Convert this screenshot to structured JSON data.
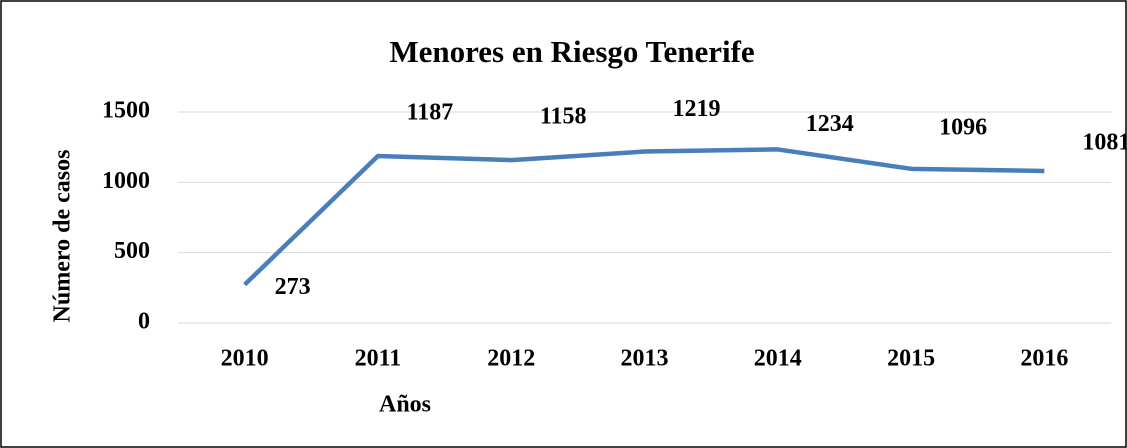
{
  "chart_data": {
    "type": "line",
    "title": "Menores en Riesgo Tenerife",
    "x_label": "Años",
    "y_label": "Número de casos",
    "categories": [
      "2010",
      "2011",
      "2012",
      "2013",
      "2014",
      "2015",
      "2016"
    ],
    "series": [
      {
        "name": "Menores en Riesgo",
        "color": "#4a7ebb",
        "values": [
          273,
          1187,
          1158,
          1219,
          1234,
          1096,
          1081
        ]
      }
    ],
    "ylim": [
      0,
      1500
    ],
    "yticks": [
      0,
      500,
      1000,
      1500
    ],
    "grid": true
  }
}
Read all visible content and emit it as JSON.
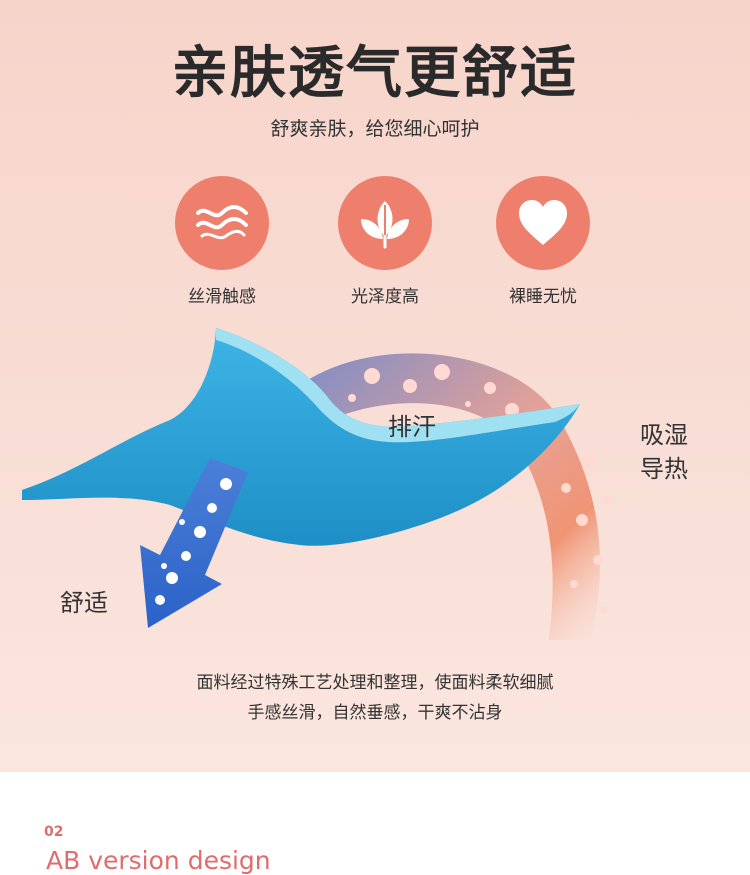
{
  "title": "亲肤透气更舒适",
  "subtitle": "舒爽亲肤，给您细心呵护",
  "features": [
    {
      "label": "丝滑触感",
      "icon": "wave-icon"
    },
    {
      "label": "光泽度高",
      "icon": "leaf-icon"
    },
    {
      "label": "裸睡无忧",
      "icon": "heart-icon"
    }
  ],
  "diagram": {
    "sweat_label": "排汗",
    "moisture_label": [
      "吸湿",
      "导热"
    ],
    "comfort_label": "舒适"
  },
  "description": [
    "面料经过特殊工艺处理和整理，使面料柔软细腻",
    "手感丝滑，自然垂感，干爽不沾身"
  ],
  "section": {
    "number": "02",
    "title": "AB version design"
  },
  "colors": {
    "accent": "#ef7f6d",
    "fabric": "#2aa1d6",
    "section_text": "#e06c6c"
  }
}
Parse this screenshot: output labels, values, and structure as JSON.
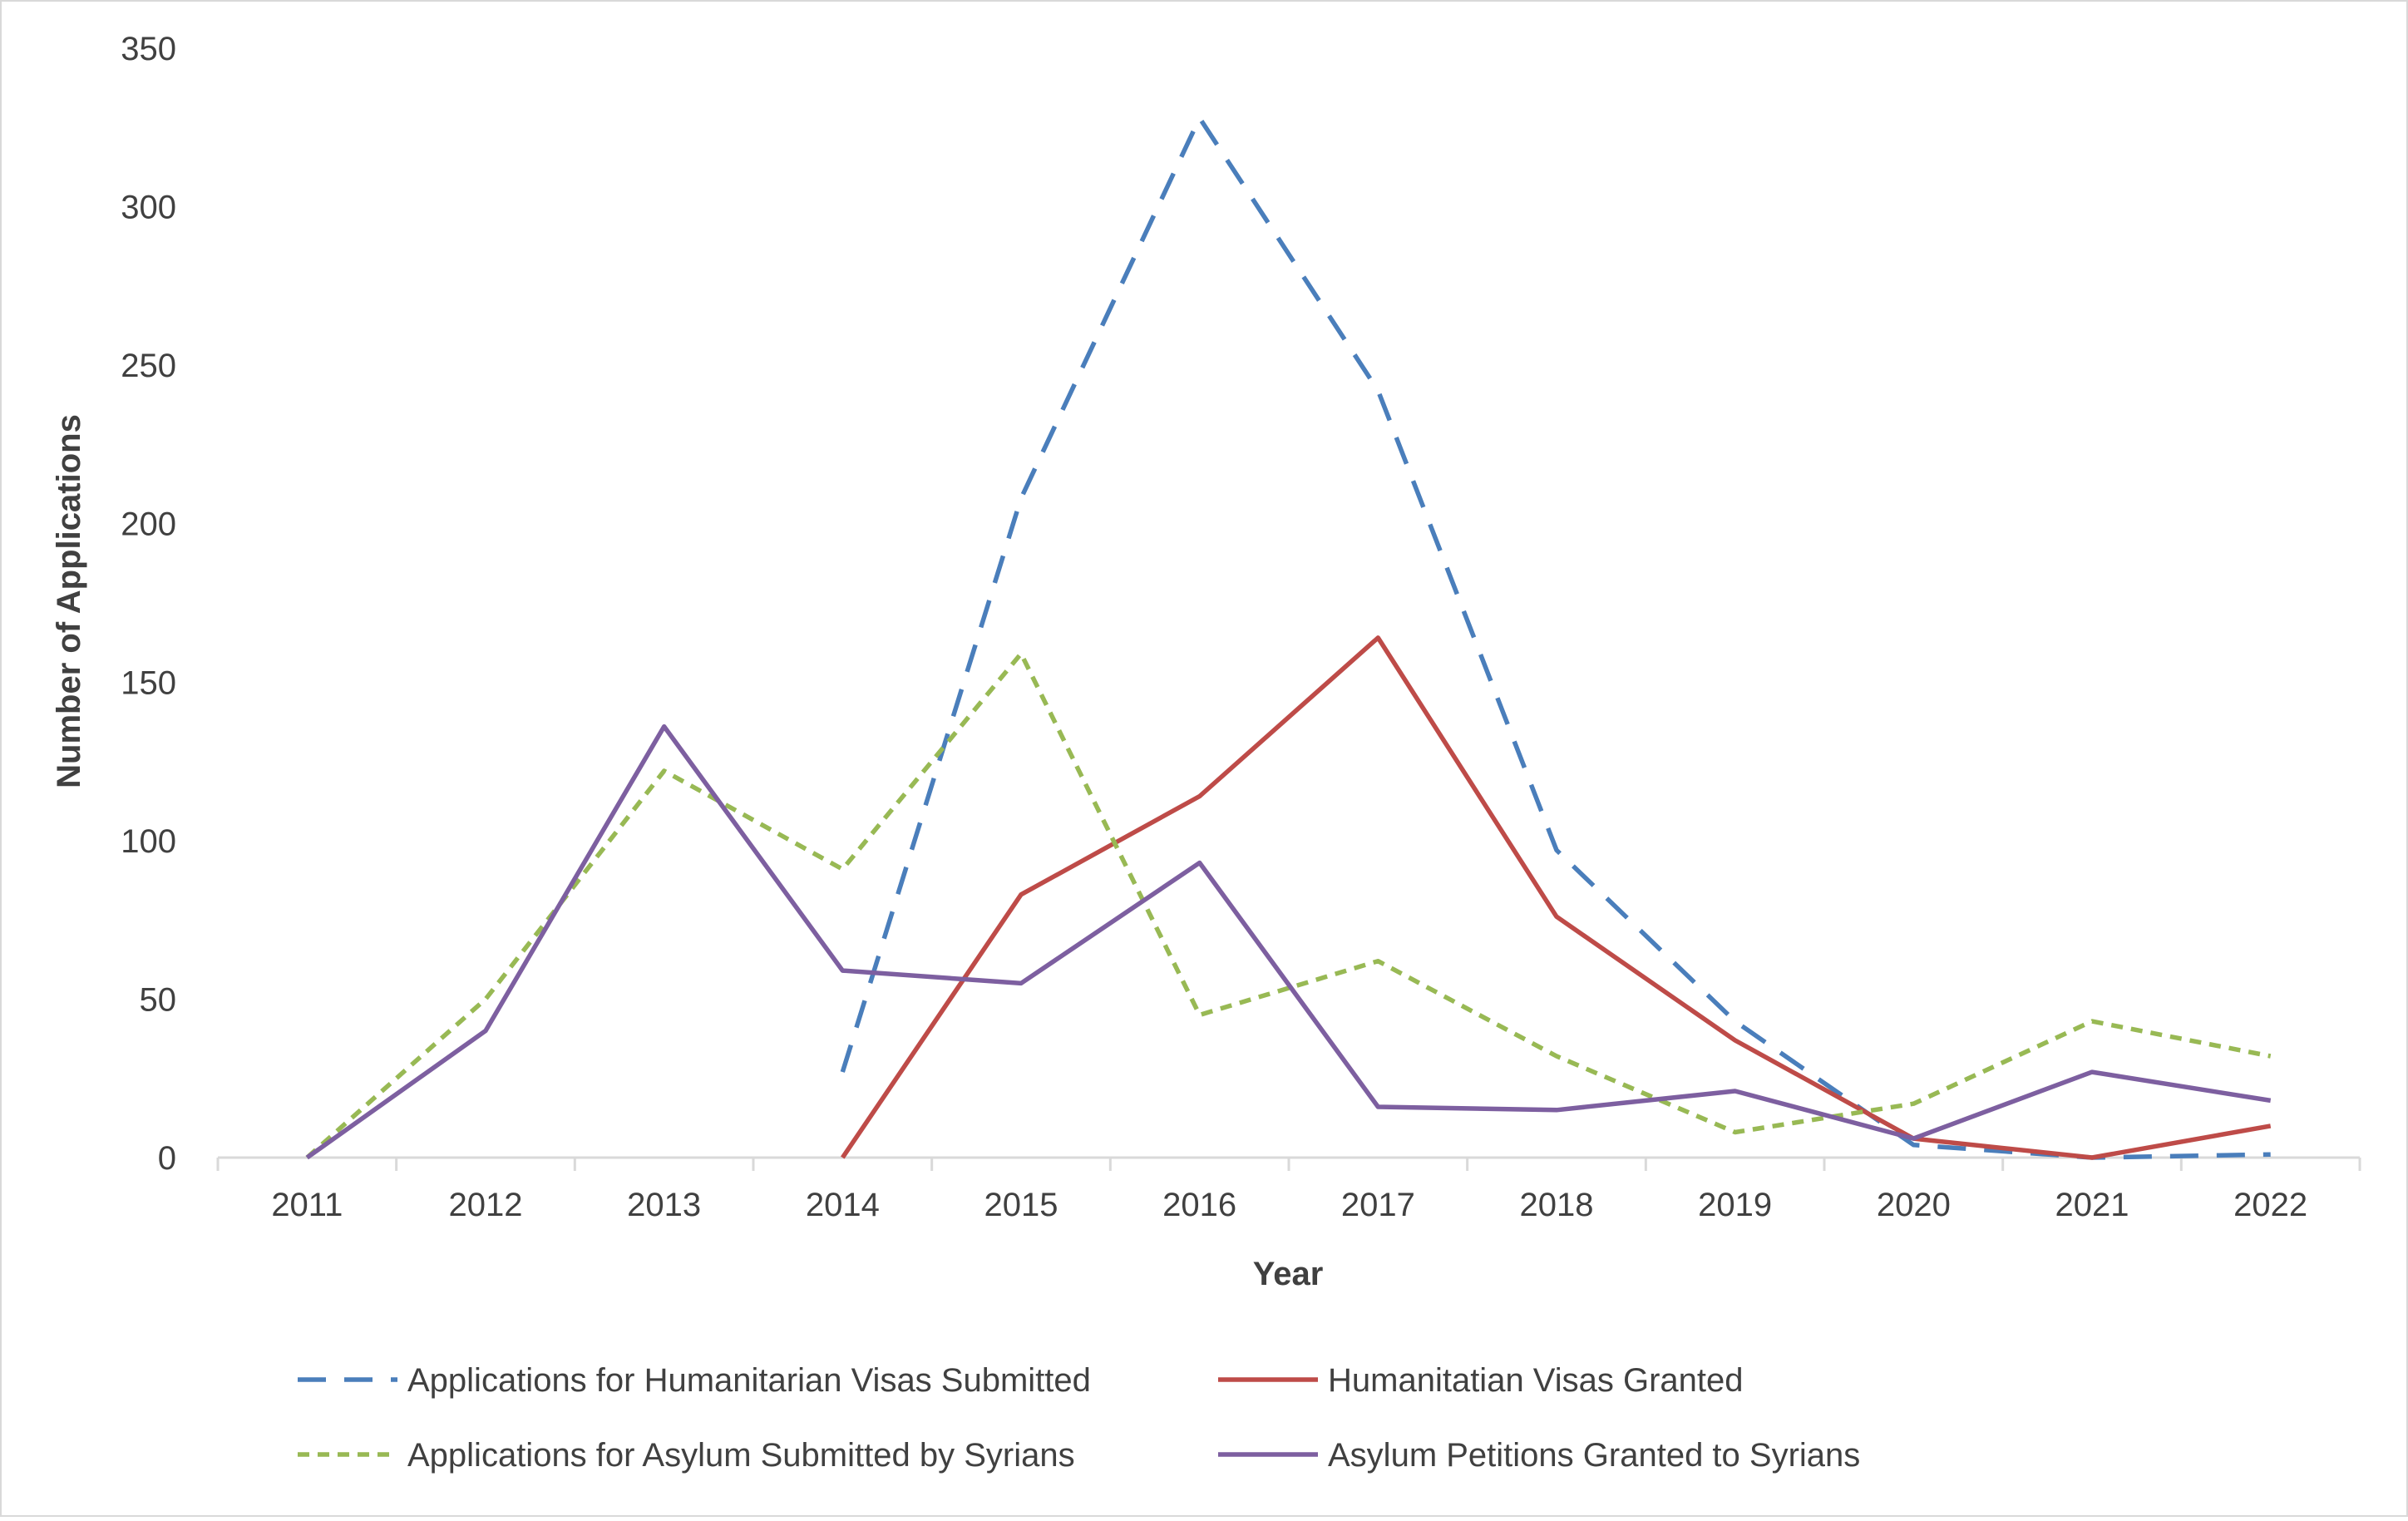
● ● ● ●
== The exercise ==
Your task is to output exactly the lines from the line containing "Read all visible content and emit it as JSON." through the last line, inclusive, leaving every picture out.

== Expected output ==
Read all visible content and emit it as JSON.
{
  "title": "亲肤透气更舒适",
  "subtitle": "舒爽亲肤，给您细心呵护",
  "features": [
    {
      "label": "丝滑触感",
      "icon": "wave-icon"
    },
    {
      "label": "光泽度高",
      "icon": "leaf-icon"
    },
    {
      "label": "裸睡无忧",
      "icon": "heart-icon"
    }
  ],
  "diagram": {
    "sweat_label": "排汗",
    "moisture_label": [
      "吸湿",
      "导热"
    ],
    "comfort_label": "舒适"
  },
  "description": [
    "面料经过特殊工艺处理和整理，使面料柔软细腻",
    "手感丝滑，自然垂感，干爽不沾身"
  ],
  "section": {
    "number": "02",
    "title": "AB version design"
  },
  "colors": {
    "accent": "#ef7f6d",
    "fabric": "#2aa1d6",
    "section_text": "#e06c6c"
  }
}
Parse this screenshot: output labels, values, and structure as JSON.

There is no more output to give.